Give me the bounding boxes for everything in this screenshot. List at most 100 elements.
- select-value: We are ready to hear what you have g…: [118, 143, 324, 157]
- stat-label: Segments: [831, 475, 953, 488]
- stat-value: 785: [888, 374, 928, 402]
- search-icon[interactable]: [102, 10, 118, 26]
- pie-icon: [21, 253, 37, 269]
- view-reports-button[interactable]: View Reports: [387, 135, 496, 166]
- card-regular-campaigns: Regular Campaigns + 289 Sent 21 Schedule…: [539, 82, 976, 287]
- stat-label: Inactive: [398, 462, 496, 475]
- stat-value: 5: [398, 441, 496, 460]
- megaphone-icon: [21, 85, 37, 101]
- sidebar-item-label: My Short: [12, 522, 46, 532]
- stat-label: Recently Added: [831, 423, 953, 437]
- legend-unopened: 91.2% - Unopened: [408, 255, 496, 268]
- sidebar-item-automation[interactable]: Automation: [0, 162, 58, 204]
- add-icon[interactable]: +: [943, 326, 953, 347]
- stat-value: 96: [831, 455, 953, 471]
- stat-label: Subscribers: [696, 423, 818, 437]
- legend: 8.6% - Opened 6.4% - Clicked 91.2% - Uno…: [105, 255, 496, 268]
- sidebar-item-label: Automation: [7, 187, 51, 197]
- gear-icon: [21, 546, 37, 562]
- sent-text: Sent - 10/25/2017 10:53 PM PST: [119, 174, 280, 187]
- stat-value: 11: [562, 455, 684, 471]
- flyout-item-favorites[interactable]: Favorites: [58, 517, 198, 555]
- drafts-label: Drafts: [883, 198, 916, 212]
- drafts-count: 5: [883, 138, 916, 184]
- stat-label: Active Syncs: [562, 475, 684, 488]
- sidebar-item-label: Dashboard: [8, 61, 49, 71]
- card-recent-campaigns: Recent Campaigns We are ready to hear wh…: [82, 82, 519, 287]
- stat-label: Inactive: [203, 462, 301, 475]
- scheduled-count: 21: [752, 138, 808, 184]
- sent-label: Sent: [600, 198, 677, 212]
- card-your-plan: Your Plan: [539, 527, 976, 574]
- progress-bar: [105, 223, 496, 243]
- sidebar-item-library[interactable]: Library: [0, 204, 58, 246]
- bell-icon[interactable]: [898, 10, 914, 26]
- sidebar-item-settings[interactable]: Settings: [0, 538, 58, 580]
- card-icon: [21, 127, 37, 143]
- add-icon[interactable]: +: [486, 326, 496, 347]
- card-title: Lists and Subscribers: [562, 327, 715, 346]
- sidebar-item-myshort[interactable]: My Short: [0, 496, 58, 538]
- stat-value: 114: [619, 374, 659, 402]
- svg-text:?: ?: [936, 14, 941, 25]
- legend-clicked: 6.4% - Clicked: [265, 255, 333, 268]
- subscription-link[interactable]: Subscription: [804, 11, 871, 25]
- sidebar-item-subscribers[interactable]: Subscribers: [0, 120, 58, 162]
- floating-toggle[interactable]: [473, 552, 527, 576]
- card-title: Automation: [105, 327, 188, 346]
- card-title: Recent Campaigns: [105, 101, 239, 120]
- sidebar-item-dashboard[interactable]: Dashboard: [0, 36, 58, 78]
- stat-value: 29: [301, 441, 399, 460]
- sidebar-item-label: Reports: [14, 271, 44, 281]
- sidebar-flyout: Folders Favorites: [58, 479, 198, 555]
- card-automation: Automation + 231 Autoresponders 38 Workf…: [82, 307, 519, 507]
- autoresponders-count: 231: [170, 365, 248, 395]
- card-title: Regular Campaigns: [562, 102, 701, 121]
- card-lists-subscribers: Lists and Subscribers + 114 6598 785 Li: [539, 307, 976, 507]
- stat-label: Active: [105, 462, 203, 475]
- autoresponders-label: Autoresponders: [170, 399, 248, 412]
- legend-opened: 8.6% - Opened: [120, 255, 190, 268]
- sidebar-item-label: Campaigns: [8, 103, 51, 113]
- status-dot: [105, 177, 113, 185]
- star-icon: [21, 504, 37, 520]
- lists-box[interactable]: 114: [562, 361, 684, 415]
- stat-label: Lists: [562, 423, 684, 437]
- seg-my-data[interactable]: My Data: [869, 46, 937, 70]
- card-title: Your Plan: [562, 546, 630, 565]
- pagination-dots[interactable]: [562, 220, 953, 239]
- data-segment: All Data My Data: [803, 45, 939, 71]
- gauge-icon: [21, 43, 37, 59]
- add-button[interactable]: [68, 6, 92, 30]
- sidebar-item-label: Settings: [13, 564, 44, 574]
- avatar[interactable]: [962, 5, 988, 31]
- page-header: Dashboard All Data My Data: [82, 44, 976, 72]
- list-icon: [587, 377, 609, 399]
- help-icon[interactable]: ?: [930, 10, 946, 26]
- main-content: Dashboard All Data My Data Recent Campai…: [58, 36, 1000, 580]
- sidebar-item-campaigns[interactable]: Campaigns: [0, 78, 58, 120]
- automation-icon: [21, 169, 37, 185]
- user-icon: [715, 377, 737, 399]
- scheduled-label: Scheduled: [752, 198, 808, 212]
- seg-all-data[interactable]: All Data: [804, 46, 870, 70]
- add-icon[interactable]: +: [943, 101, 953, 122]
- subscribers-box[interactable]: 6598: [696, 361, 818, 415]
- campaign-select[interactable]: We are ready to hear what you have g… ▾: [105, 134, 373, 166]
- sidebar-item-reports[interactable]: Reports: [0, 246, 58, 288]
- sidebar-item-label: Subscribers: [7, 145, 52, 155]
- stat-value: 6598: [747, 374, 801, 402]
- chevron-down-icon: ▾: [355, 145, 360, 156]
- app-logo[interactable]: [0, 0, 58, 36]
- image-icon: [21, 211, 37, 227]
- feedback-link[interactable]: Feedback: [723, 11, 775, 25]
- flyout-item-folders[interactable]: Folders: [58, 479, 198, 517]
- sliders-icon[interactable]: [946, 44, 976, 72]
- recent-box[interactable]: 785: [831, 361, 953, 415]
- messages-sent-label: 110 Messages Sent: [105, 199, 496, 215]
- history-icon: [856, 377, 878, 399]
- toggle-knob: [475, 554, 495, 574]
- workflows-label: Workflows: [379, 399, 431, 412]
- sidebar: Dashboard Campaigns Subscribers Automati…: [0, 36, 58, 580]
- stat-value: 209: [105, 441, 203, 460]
--------------------------------
> OBJECTIVE
Pick out every line of the data above that contains the string "Sent", treating uppercase and lowercase letters as different.

> TASK OUTPUT
- card-regular-campaigns: Regular Campaigns + 289 Sent 21 Schedule…: [539, 82, 976, 287]
- sent-text: Sent - 10/25/2017 10:53 PM PST: [119, 174, 280, 187]
- sent-label: Sent: [600, 198, 677, 212]
- messages-sent-label: 110 Messages Sent: [105, 199, 496, 215]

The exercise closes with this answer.